→ Dataset
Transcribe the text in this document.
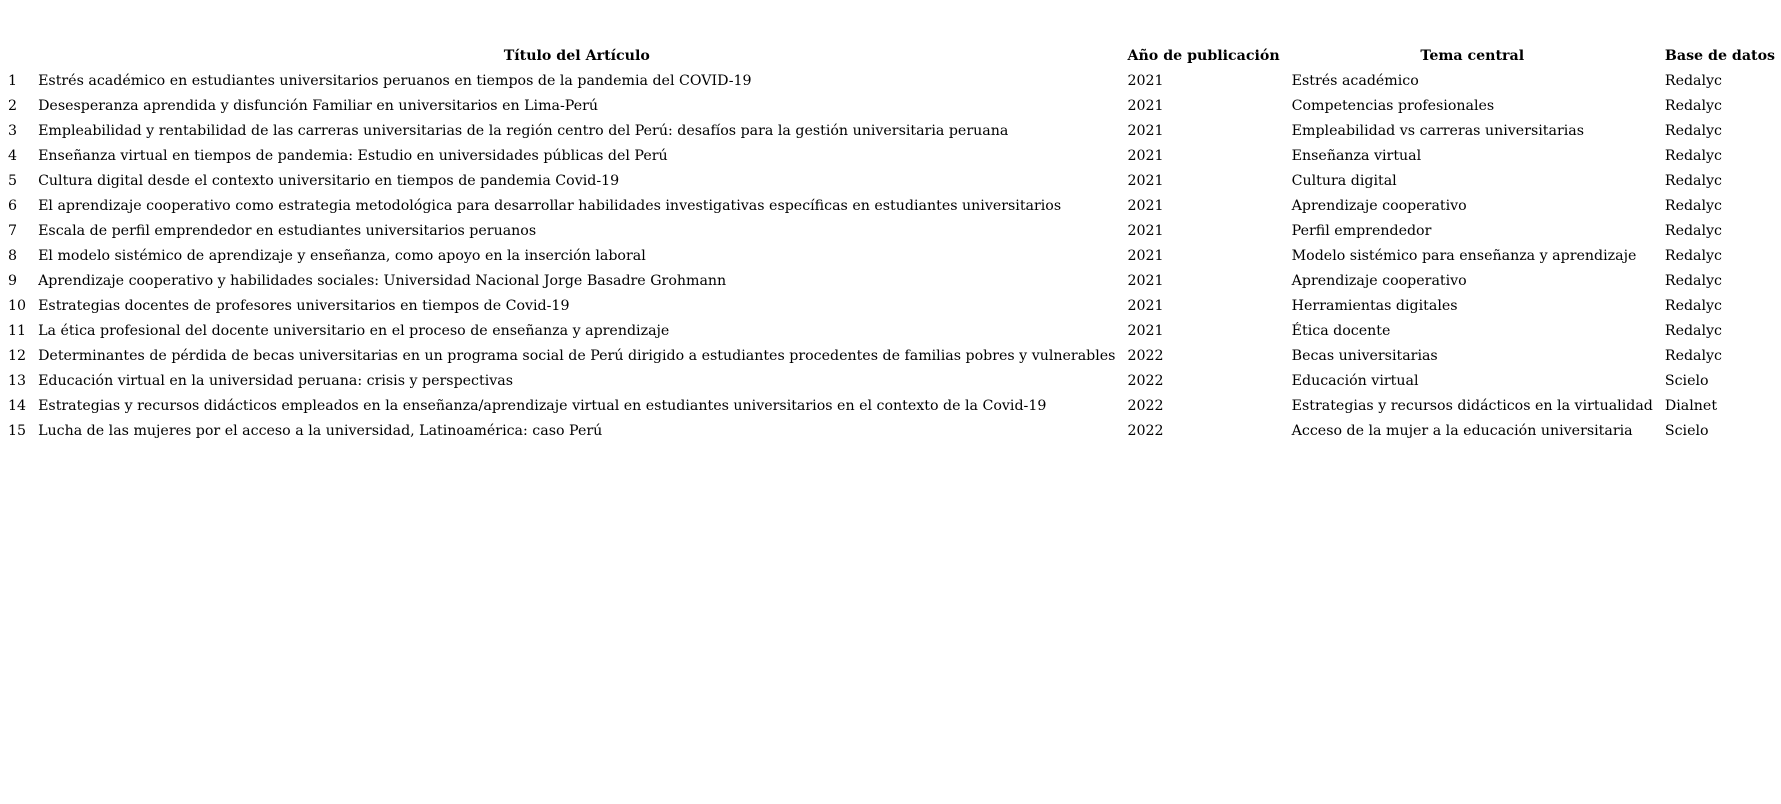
	Título del Artículo	Año de publicación	Tema central	Base de datos
1	Estrés académico en estudiantes universitarios peruanos en tiempos de la pandemia del COVID-19	2021	Estrés académico	Redalyc
2	Desesperanza aprendida y disfunción Familiar en universitarios en Lima-Perú	2021	Competencias profesionales	Redalyc
3	Empleabilidad y rentabilidad de las carreras universitarias de la región centro del Perú: desafíos para la gestión universitaria peruana	2021	Empleabilidad vs carreras universitarias	Redalyc
4	Enseñanza virtual en tiempos de pandemia: Estudio en universidades públicas del Perú	2021	Enseñanza virtual	Redalyc
5	Cultura digital desde el contexto universitario en tiempos de pandemia Covid-19	2021	Cultura digital	Redalyc
6	El aprendizaje cooperativo como estrategia metodológica para desarrollar habilidades investigativas específicas en estudiantes universitarios	2021	Aprendizaje cooperativo	Redalyc
7	Escala de perfil emprendedor en estudiantes universitarios peruanos	2021	Perfil emprendedor	Redalyc
8	El modelo sistémico de aprendizaje y enseñanza, como apoyo en la inserción laboral	2021	Modelo sistémico para enseñanza y aprendizaje	Redalyc
9	Aprendizaje cooperativo y habilidades sociales: Universidad Nacional Jorge Basadre Grohmann	2021	Aprendizaje cooperativo	Redalyc
10	Estrategias docentes de profesores universitarios en tiempos de Covid-19	2021	Herramientas digitales	Redalyc
11	La ética profesional del docente universitario en el proceso de enseñanza y aprendizaje	2021	Ética docente	Redalyc
12	Determinantes de pérdida de becas universitarias en un programa social de Perú dirigido a estudiantes procedentes de familias pobres y vulnerables	2022	Becas universitarias	Redalyc
13	Educación virtual en la universidad peruana: crisis y perspectivas	2022	Educación virtual	Scielo
14	Estrategias y recursos didácticos empleados en la enseñanza/aprendizaje virtual en estudiantes universitarios en el contexto de la Covid-19	2022	Estrategias y recursos didácticos en la virtualidad	Dialnet
15	Lucha de las mujeres por el acceso a la universidad, Latinoamérica: caso Perú	2022	Acceso de la mujer a la educación universitaria	Scielo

→ What to produce
Without the pictures, write out all of the material exactly.

→ Written solution
Transcribe the text in this document.
	Título del Artículo	Año de publicación	Tema central	Base de datos
1	Estrés académico en estudiantes universitarios peruanos en tiempos de la pandemia del COVID-19	2021	Estrés académico	Redalyc
2	Desesperanza aprendida y disfunción Familiar en universitarios en Lima-Perú	2021	Competencias profesionales	Redalyc
3	Empleabilidad y rentabilidad de las carreras universitarias de la región centro del Perú: desafíos para la gestión universitaria peruana	2021	Empleabilidad vs carreras universitarias	Redalyc
4	Enseñanza virtual en tiempos de pandemia: Estudio en universidades públicas del Perú	2021	Enseñanza virtual	Redalyc
5	Cultura digital desde el contexto universitario en tiempos de pandemia Covid-19	2021	Cultura digital	Redalyc
6	El aprendizaje cooperativo como estrategia metodológica para desarrollar habilidades investigativas específicas en estudiantes universitarios	2021	Aprendizaje cooperativo	Redalyc
7	Escala de perfil emprendedor en estudiantes universitarios peruanos	2021	Perfil emprendedor	Redalyc
8	El modelo sistémico de aprendizaje y enseñanza, como apoyo en la inserción laboral	2021	Modelo sistémico para enseñanza y aprendizaje	Redalyc
9	Aprendizaje cooperativo y habilidades sociales: Universidad Nacional Jorge Basadre Grohmann	2021	Aprendizaje cooperativo	Redalyc
10	Estrategias docentes de profesores universitarios en tiempos de Covid-19	2021	Herramientas digitales	Redalyc
11	La ética profesional del docente universitario en el proceso de enseñanza y aprendizaje	2021	Ética docente	Redalyc
12	Determinantes de pérdida de becas universitarias en un programa social de Perú dirigido a estudiantes procedentes de familias pobres y vulnerables	2022	Becas universitarias	Redalyc
13	Educación virtual en la universidad peruana: crisis y perspectivas	2022	Educación virtual	Scielo
14	Estrategias y recursos didácticos empleados en la enseñanza/aprendizaje virtual en estudiantes universitarios en el contexto de la Covid-19	2022	Estrategias y recursos didácticos en la virtualidad	Dialnet
15	Lucha de las mujeres por el acceso a la universidad, Latinoamérica: caso Perú	2022	Acceso de la mujer a la educación universitaria	Scielo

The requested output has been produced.